── PROVIDED INFORMATION
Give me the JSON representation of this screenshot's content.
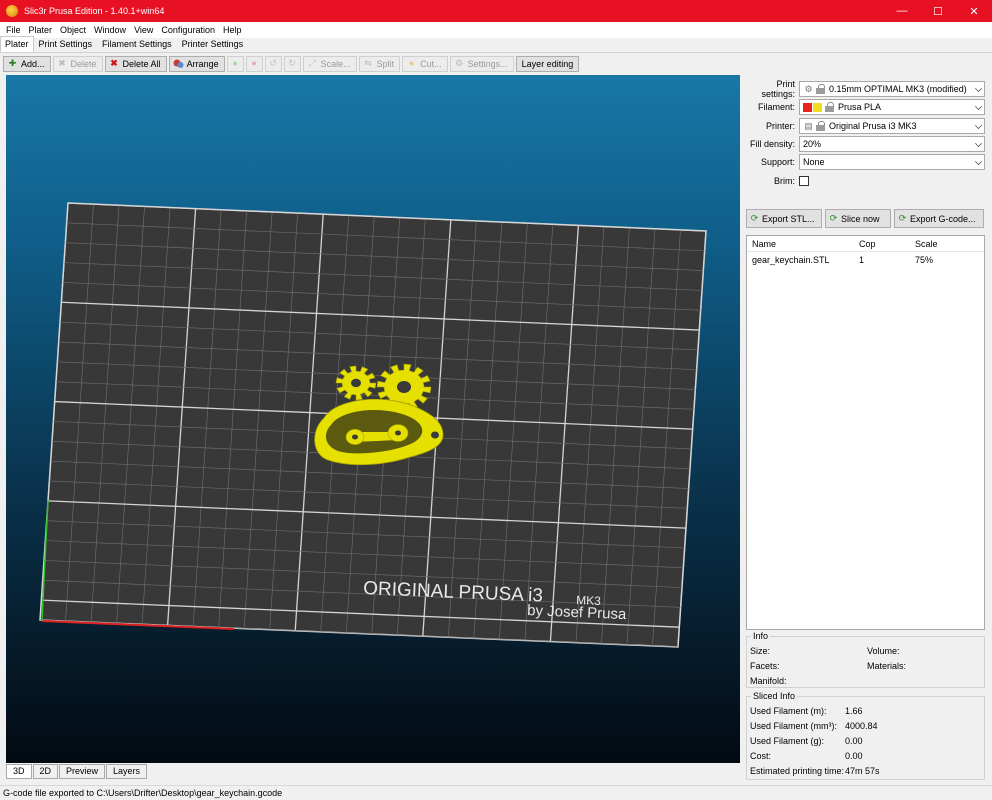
{
  "window": {
    "title": "Slic3r Prusa Edition - 1.40.1+win64",
    "minimize": "—",
    "maximize": "☐",
    "close": "✕"
  },
  "menubar": [
    "File",
    "Plater",
    "Object",
    "Window",
    "View",
    "Configuration",
    "Help"
  ],
  "tabs": [
    "Plater",
    "Print Settings",
    "Filament Settings",
    "Printer Settings"
  ],
  "toolbar": {
    "add": "Add...",
    "delete": "Delete",
    "delete_all": "Delete All",
    "arrange": "Arrange",
    "scale": "Scale...",
    "split": "Split",
    "cut": "Cut...",
    "settings": "Settings...",
    "layer_editing": "Layer editing"
  },
  "viewport": {
    "bed_text_line1": "ORIGINAL PRUSA i3",
    "bed_text_mk3": "MK3",
    "bed_text_line2": "by Josef Prusa",
    "model_color": "#e5e000"
  },
  "view_tabs": [
    "3D",
    "2D",
    "Preview",
    "Layers"
  ],
  "settings": {
    "print_label": "Print settings:",
    "print_value": "0.15mm OPTIMAL MK3 (modified)",
    "filament_label": "Filament:",
    "filament_value": "Prusa PLA",
    "filament_colors": [
      "#e8231c",
      "#f3dc1b"
    ],
    "printer_label": "Printer:",
    "printer_value": "Original Prusa i3 MK3",
    "fill_label": "Fill density:",
    "fill_value": "20%",
    "support_label": "Support:",
    "support_value": "None",
    "brim_label": "Brim:"
  },
  "actions": {
    "export_stl": "Export STL...",
    "slice_now": "Slice now",
    "export_gcode": "Export G-code..."
  },
  "object_list": {
    "headers": [
      "Name",
      "Cop",
      "Scale"
    ],
    "rows": [
      {
        "name": "gear_keychain.STL",
        "copies": "1",
        "scale": "75%"
      }
    ]
  },
  "info": {
    "title": "Info",
    "size_label": "Size:",
    "volume_label": "Volume:",
    "facets_label": "Facets:",
    "materials_label": "Materials:",
    "manifold_label": "Manifold:"
  },
  "sliced_info": {
    "title": "Sliced Info",
    "filament_m_label": "Used Filament (m):",
    "filament_m_value": "1.66",
    "filament_mm3_label": "Used Filament (mm³):",
    "filament_mm3_value": "4000.84",
    "filament_g_label": "Used Filament (g):",
    "filament_g_value": "0.00",
    "cost_label": "Cost:",
    "cost_value": "0.00",
    "time_label": "Estimated printing time:",
    "time_value": "47m 57s"
  },
  "status": "G-code file exported to C:\\Users\\Drifter\\Desktop\\gear_keychain.gcode"
}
────
Look over the records above and copy each line that includes the string "Used".

    "filament_m_label": "Used Filament (m):",
    "filament_mm3_label": "Used Filament (mm³):",
    "filament_g_label": "Used Filament (g):",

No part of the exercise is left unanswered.